**WRITTEN PROBLEM:** Every line of the records must be repeated exactly; pictures stay out.

**MATERIALS PROVIDED:**
start
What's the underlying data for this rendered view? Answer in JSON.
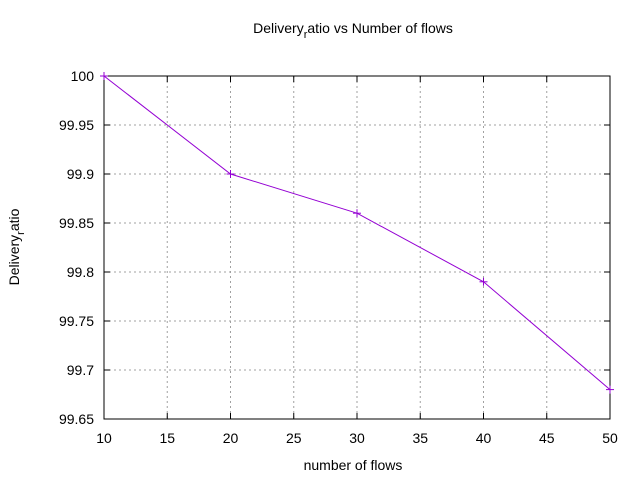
{
  "chart_data": {
    "type": "line",
    "title": {
      "pre": "Delivery",
      "sub": "r",
      "post": "atio vs Number of flows"
    },
    "xlabel": "number of flows",
    "ylabel": {
      "pre": "Delivery",
      "sub": "r",
      "post": "atio"
    },
    "xlim": [
      10,
      50
    ],
    "ylim": [
      99.65,
      100
    ],
    "x_ticks": [
      "10",
      "15",
      "20",
      "25",
      "30",
      "35",
      "40",
      "45",
      "50"
    ],
    "y_ticks": [
      "99.65",
      "99.7",
      "99.75",
      "99.8",
      "99.85",
      "99.9",
      "99.95",
      "100"
    ],
    "grid": true,
    "series": [
      {
        "x": [
          10,
          20,
          30,
          40,
          50
        ],
        "y": [
          100,
          99.9,
          99.86,
          99.79,
          99.68
        ],
        "color": "#9400d3",
        "marker": "plus"
      }
    ]
  }
}
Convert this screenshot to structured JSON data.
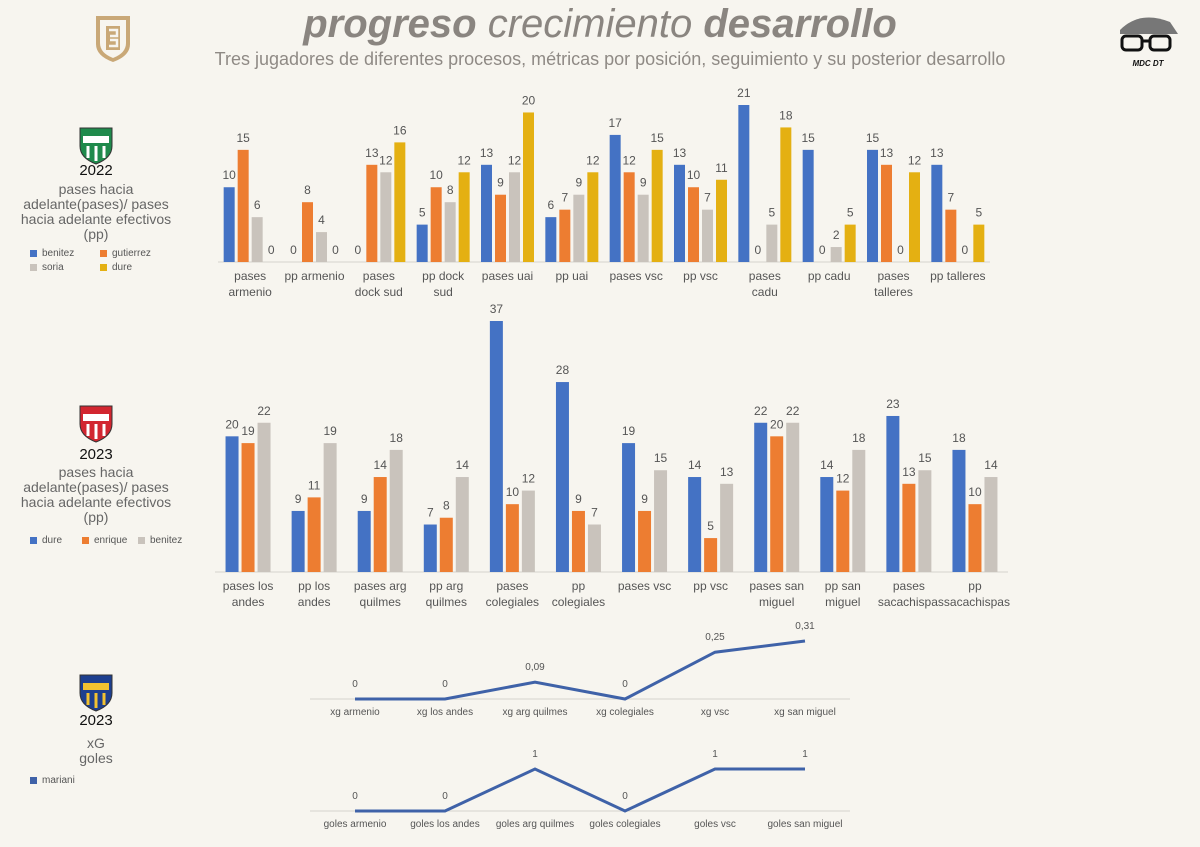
{
  "header": {
    "title": [
      "progreso",
      "crecimiento",
      "desarrollo"
    ],
    "subtitle": "Tres jugadores de diferentes procesos, métricas por posición, seguimiento y su posterior desarrollo",
    "brand": "MDC DT"
  },
  "chart_data": [
    {
      "type": "bar",
      "year": "2022",
      "title": "pases hacia adelante(pases)/ pases hacia adelante efectivos (pp)",
      "categories": [
        "pases armenio",
        "pp armenio",
        "pases dock sud",
        "pp dock sud",
        "pases uai",
        "pp uai",
        "pases vsc",
        "pp vsc",
        "pases cadu",
        "pp cadu",
        "pases talleres",
        "pp talleres"
      ],
      "series": [
        {
          "name": "benitez",
          "color": "#4472c4",
          "values": [
            10,
            0,
            0,
            5,
            13,
            6,
            17,
            13,
            21,
            15,
            15,
            13
          ]
        },
        {
          "name": "gutierrez",
          "color": "#ed7d31",
          "values": [
            15,
            8,
            13,
            10,
            9,
            7,
            12,
            10,
            0,
            0,
            13,
            7
          ]
        },
        {
          "name": "soria",
          "color": "#c9c3bc",
          "values": [
            6,
            4,
            12,
            8,
            12,
            9,
            9,
            7,
            5,
            2,
            0,
            0
          ]
        },
        {
          "name": "dure",
          "color": "#e4b012",
          "values": [
            0,
            0,
            16,
            12,
            20,
            12,
            15,
            11,
            18,
            5,
            12,
            5
          ]
        }
      ]
    },
    {
      "type": "bar",
      "year": "2023",
      "title": "pases hacia adelante(pases)/ pases hacia adelante efectivos (pp)",
      "categories": [
        "pases los andes",
        "pp los andes",
        "pases arg quilmes",
        "pp arg quilmes",
        "pases colegiales",
        "pp colegiales",
        "pases vsc",
        "pp vsc",
        "pases san miguel",
        "pp san miguel",
        "pases sacachispas",
        "pp sacachispas"
      ],
      "series": [
        {
          "name": "dure",
          "color": "#4472c4",
          "values": [
            20,
            9,
            9,
            7,
            37,
            28,
            19,
            14,
            22,
            14,
            23,
            18
          ]
        },
        {
          "name": "enrique",
          "color": "#ed7d31",
          "values": [
            19,
            11,
            14,
            8,
            10,
            9,
            9,
            5,
            20,
            12,
            13,
            10
          ]
        },
        {
          "name": "benitez",
          "color": "#c9c3bc",
          "values": [
            22,
            19,
            18,
            14,
            12,
            7,
            15,
            13,
            22,
            18,
            15,
            14
          ]
        }
      ]
    },
    {
      "type": "line",
      "year": "2023",
      "title": "xG",
      "categories": [
        "xg armenio",
        "xg los andes",
        "xg arg quilmes",
        "xg colegiales",
        "xg vsc",
        "xg san miguel"
      ],
      "series": [
        {
          "name": "mariani",
          "color": "#3f62a8",
          "values": [
            0,
            0,
            0.09,
            0,
            0.25,
            0.31
          ],
          "value_labels": [
            "0",
            "0",
            "0,09",
            "0",
            "0,25",
            "0,31"
          ]
        }
      ]
    },
    {
      "type": "line",
      "title": "goles",
      "categories": [
        "goles armenio",
        "goles los andes",
        "goles arg quilmes",
        "goles colegiales",
        "goles vsc",
        "goles san miguel"
      ],
      "color": "#3f62a8",
      "values": [
        0,
        0,
        1,
        0,
        1,
        1
      ]
    }
  ]
}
end
**EXERCISE RESULT:**
What's the underlying data for this rendered view? Answer in JSON.
{
  "chart_data": {
    "type": "line",
    "title": {
      "pre": "Delivery",
      "sub": "r",
      "post": "atio vs Number of flows"
    },
    "xlabel": "number of flows",
    "ylabel": {
      "pre": "Delivery",
      "sub": "r",
      "post": "atio"
    },
    "xlim": [
      10,
      50
    ],
    "ylim": [
      99.65,
      100
    ],
    "x_ticks": [
      "10",
      "15",
      "20",
      "25",
      "30",
      "35",
      "40",
      "45",
      "50"
    ],
    "y_ticks": [
      "99.65",
      "99.7",
      "99.75",
      "99.8",
      "99.85",
      "99.9",
      "99.95",
      "100"
    ],
    "grid": true,
    "series": [
      {
        "x": [
          10,
          20,
          30,
          40,
          50
        ],
        "y": [
          100,
          99.9,
          99.86,
          99.79,
          99.68
        ],
        "color": "#9400d3",
        "marker": "plus"
      }
    ]
  }
}
Convert this screenshot to structured JSON data.
{
  "header": {
    "title": [
      "progreso",
      "crecimiento",
      "desarrollo"
    ],
    "subtitle": "Tres jugadores de diferentes procesos, métricas por posición, seguimiento y su posterior desarrollo",
    "brand": "MDC DT"
  },
  "chart_data": [
    {
      "type": "bar",
      "year": "2022",
      "title": "pases hacia adelante(pases)/ pases hacia adelante efectivos (pp)",
      "categories": [
        "pases armenio",
        "pp armenio",
        "pases dock sud",
        "pp dock sud",
        "pases uai",
        "pp uai",
        "pases vsc",
        "pp vsc",
        "pases cadu",
        "pp cadu",
        "pases talleres",
        "pp talleres"
      ],
      "series": [
        {
          "name": "benitez",
          "color": "#4472c4",
          "values": [
            10,
            0,
            0,
            5,
            13,
            6,
            17,
            13,
            21,
            15,
            15,
            13
          ]
        },
        {
          "name": "gutierrez",
          "color": "#ed7d31",
          "values": [
            15,
            8,
            13,
            10,
            9,
            7,
            12,
            10,
            0,
            0,
            13,
            7
          ]
        },
        {
          "name": "soria",
          "color": "#c9c3bc",
          "values": [
            6,
            4,
            12,
            8,
            12,
            9,
            9,
            7,
            5,
            2,
            0,
            0
          ]
        },
        {
          "name": "dure",
          "color": "#e4b012",
          "values": [
            0,
            0,
            16,
            12,
            20,
            12,
            15,
            11,
            18,
            5,
            12,
            5
          ]
        }
      ]
    },
    {
      "type": "bar",
      "year": "2023",
      "title": "pases hacia adelante(pases)/ pases hacia adelante efectivos (pp)",
      "categories": [
        "pases los andes",
        "pp los andes",
        "pases arg quilmes",
        "pp arg quilmes",
        "pases colegiales",
        "pp colegiales",
        "pases vsc",
        "pp vsc",
        "pases san miguel",
        "pp san miguel",
        "pases sacachispas",
        "pp sacachispas"
      ],
      "series": [
        {
          "name": "dure",
          "color": "#4472c4",
          "values": [
            20,
            9,
            9,
            7,
            37,
            28,
            19,
            14,
            22,
            14,
            23,
            18
          ]
        },
        {
          "name": "enrique",
          "color": "#ed7d31",
          "values": [
            19,
            11,
            14,
            8,
            10,
            9,
            9,
            5,
            20,
            12,
            13,
            10
          ]
        },
        {
          "name": "benitez",
          "color": "#c9c3bc",
          "values": [
            22,
            19,
            18,
            14,
            12,
            7,
            15,
            13,
            22,
            18,
            15,
            14
          ]
        }
      ]
    },
    {
      "type": "line",
      "year": "2023",
      "title": "xG",
      "categories": [
        "xg armenio",
        "xg los andes",
        "xg arg quilmes",
        "xg colegiales",
        "xg vsc",
        "xg san miguel"
      ],
      "series": [
        {
          "name": "mariani",
          "color": "#3f62a8",
          "values": [
            0,
            0,
            0.09,
            0,
            0.25,
            0.31
          ],
          "value_labels": [
            "0",
            "0",
            "0,09",
            "0",
            "0,25",
            "0,31"
          ]
        }
      ]
    },
    {
      "type": "line",
      "title": "goles",
      "categories": [
        "goles armenio",
        "goles los andes",
        "goles arg quilmes",
        "goles colegiales",
        "goles vsc",
        "goles san miguel"
      ],
      "color": "#3f62a8",
      "values": [
        0,
        0,
        1,
        0,
        1,
        1
      ]
    }
  ]
}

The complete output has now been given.